*Work to do*
Gather all lines in the records below that include the word "поддержки".

*Data for the task*
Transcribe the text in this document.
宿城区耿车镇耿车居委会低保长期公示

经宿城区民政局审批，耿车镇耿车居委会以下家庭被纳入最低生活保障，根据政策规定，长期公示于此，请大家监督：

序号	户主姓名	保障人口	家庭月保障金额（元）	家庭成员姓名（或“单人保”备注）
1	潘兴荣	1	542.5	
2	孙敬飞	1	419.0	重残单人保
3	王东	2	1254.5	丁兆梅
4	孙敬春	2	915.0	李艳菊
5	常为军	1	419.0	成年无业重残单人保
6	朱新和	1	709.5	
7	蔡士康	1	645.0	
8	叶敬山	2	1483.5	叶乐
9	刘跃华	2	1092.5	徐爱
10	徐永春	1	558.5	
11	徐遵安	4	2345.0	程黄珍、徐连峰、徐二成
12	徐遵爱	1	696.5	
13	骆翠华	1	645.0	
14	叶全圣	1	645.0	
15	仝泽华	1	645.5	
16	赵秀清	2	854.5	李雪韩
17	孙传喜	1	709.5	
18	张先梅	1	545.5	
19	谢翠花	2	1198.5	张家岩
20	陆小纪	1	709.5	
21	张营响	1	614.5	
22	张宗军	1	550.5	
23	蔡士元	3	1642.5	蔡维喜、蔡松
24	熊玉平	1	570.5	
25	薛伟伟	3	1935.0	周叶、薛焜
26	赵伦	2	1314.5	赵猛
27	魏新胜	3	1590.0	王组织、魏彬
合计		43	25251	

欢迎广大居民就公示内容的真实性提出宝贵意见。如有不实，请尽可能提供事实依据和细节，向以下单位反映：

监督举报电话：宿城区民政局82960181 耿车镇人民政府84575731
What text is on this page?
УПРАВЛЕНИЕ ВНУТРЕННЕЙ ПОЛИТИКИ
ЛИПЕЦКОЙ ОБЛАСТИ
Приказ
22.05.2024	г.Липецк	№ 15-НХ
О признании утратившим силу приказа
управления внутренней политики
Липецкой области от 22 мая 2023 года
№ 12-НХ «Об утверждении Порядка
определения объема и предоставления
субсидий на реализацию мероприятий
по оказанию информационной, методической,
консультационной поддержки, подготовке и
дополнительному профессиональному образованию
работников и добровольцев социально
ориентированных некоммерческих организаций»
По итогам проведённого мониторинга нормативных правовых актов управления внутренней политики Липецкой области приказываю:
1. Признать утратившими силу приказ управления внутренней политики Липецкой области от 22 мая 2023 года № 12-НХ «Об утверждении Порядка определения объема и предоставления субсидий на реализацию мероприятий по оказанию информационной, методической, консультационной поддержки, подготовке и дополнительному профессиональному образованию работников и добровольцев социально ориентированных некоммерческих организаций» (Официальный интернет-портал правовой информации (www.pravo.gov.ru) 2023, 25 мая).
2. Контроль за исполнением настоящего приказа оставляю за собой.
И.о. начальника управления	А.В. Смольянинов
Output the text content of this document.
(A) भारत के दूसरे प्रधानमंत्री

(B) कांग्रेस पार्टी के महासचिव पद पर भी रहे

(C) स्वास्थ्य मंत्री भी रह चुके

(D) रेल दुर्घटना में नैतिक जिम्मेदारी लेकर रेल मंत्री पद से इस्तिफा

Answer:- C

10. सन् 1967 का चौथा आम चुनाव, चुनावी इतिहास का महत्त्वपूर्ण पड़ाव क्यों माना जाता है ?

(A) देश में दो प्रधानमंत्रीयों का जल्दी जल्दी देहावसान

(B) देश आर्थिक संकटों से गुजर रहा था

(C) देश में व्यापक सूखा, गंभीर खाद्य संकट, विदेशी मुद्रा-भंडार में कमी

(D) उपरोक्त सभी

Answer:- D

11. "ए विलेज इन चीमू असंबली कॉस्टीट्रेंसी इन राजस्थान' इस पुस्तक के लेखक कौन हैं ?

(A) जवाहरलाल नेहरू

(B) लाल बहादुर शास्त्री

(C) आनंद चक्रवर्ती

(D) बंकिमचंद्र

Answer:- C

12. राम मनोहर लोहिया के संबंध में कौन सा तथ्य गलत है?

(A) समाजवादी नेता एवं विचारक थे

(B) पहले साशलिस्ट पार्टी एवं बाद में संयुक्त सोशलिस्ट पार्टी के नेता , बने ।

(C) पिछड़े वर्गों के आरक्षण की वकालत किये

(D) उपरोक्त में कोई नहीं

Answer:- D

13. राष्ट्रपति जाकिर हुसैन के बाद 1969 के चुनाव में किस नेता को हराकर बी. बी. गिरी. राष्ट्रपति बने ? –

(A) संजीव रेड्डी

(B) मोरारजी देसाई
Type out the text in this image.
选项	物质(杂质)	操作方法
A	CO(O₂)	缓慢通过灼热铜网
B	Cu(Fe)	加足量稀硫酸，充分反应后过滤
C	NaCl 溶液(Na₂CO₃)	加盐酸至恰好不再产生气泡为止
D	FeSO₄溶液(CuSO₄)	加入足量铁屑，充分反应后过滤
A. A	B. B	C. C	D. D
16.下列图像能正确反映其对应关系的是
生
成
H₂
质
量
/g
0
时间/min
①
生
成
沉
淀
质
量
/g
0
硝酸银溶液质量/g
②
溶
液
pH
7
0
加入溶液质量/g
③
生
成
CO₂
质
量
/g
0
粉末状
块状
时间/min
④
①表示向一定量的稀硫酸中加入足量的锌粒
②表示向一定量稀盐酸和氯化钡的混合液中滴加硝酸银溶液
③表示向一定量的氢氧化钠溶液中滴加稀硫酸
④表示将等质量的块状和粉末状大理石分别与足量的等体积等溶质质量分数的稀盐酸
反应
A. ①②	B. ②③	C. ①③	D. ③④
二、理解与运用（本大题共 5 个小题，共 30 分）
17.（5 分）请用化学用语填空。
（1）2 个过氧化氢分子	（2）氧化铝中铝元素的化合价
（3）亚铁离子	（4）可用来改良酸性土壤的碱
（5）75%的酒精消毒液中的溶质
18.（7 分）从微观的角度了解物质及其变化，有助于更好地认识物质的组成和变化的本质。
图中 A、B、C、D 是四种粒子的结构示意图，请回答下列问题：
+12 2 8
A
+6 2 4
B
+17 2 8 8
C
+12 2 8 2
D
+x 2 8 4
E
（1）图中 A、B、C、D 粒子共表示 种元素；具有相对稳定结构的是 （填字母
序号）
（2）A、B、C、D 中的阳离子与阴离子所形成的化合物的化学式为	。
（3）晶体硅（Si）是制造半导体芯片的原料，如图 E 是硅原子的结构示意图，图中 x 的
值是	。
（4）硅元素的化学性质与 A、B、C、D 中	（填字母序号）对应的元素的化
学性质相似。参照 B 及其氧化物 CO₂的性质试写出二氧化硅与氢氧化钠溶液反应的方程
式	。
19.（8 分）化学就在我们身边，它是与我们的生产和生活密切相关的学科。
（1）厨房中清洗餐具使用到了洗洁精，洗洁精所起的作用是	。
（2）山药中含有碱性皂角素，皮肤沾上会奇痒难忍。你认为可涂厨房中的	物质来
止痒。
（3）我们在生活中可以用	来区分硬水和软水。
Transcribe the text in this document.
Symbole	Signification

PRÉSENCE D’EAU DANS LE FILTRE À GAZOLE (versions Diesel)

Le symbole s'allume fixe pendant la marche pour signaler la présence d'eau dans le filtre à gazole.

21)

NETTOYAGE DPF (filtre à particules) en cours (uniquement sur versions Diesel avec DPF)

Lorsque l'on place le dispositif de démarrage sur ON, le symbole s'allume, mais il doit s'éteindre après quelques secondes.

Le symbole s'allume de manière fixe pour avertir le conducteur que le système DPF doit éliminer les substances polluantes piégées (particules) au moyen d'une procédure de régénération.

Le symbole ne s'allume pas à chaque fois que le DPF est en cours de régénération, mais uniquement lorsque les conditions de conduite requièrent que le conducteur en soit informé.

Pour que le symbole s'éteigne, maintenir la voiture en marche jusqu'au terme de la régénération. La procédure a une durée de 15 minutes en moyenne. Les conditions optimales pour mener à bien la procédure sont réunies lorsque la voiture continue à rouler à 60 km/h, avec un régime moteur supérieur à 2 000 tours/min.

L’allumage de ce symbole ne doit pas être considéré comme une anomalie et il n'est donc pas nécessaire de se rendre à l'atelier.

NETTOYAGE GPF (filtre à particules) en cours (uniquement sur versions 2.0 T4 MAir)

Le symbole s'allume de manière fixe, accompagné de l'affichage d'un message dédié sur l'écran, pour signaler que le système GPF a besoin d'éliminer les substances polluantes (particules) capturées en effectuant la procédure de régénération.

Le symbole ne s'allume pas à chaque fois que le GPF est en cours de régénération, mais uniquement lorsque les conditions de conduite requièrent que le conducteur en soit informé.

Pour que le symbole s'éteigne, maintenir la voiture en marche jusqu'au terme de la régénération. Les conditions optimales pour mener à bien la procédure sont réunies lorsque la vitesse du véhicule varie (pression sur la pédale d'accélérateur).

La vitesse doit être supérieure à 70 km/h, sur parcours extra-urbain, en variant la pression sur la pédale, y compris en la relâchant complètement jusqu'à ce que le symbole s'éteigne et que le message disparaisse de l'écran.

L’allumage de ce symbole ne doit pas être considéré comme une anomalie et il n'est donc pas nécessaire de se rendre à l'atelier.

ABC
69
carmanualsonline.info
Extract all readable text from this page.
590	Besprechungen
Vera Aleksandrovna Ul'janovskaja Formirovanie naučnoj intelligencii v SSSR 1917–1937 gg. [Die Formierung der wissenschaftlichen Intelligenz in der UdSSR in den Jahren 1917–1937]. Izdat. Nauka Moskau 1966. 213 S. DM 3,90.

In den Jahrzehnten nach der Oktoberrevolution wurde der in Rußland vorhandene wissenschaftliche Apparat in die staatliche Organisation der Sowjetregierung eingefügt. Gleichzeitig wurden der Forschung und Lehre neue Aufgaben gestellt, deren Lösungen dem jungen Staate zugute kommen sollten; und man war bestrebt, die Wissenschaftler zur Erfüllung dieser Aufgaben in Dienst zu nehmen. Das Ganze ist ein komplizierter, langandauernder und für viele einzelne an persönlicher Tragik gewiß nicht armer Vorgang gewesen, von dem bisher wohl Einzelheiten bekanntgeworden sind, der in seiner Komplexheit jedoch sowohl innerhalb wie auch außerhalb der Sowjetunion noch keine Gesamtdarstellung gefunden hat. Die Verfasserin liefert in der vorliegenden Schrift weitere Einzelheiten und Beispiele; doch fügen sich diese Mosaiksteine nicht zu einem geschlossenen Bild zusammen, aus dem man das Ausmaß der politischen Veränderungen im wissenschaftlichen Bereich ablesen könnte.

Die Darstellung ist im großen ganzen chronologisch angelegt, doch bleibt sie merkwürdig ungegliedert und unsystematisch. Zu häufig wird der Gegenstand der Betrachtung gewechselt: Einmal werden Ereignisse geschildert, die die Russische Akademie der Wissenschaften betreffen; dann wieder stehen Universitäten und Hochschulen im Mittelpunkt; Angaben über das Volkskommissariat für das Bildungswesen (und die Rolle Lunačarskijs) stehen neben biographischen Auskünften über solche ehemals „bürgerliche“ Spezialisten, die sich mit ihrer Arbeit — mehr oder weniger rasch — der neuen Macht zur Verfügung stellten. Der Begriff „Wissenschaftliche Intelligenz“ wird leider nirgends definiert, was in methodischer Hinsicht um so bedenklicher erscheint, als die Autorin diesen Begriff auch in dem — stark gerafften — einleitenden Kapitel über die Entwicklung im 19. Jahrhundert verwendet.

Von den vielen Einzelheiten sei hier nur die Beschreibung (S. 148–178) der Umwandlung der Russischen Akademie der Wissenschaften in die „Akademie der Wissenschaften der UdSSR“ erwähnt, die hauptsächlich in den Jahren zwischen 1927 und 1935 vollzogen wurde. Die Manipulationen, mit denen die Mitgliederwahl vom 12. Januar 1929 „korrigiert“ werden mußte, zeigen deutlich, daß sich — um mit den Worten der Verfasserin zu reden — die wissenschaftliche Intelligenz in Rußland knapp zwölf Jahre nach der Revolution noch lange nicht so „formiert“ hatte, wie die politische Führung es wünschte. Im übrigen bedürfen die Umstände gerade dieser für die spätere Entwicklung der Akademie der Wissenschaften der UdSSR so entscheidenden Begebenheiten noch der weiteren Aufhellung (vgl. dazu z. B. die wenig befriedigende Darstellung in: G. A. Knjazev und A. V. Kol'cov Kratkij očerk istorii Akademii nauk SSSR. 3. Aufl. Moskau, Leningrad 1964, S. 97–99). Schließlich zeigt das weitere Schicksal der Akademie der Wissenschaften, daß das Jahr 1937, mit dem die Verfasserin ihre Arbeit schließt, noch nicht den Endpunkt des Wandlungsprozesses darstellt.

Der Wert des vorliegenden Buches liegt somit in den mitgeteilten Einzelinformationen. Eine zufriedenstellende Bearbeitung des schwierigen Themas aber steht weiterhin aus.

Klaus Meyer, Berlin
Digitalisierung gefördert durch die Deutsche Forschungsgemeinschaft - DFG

*Final result*
консультационной поддержки, подготовке и
1. Признать утратившими силу приказ управления внутренней политики Липецкой области от 22 мая 2023 года № 12-НХ «Об утверждении Порядка определения объема и предоставления субсидий на реализацию мероприятий по оказанию информационной, методической, консультационной поддержки, подготовке и дополнительному профессиональному образованию работников и добровольцев социально ориентированных некоммерческих организаций» (Официальный интернет-портал правовой информации (www.pravo.gov.ru) 2023, 25 мая).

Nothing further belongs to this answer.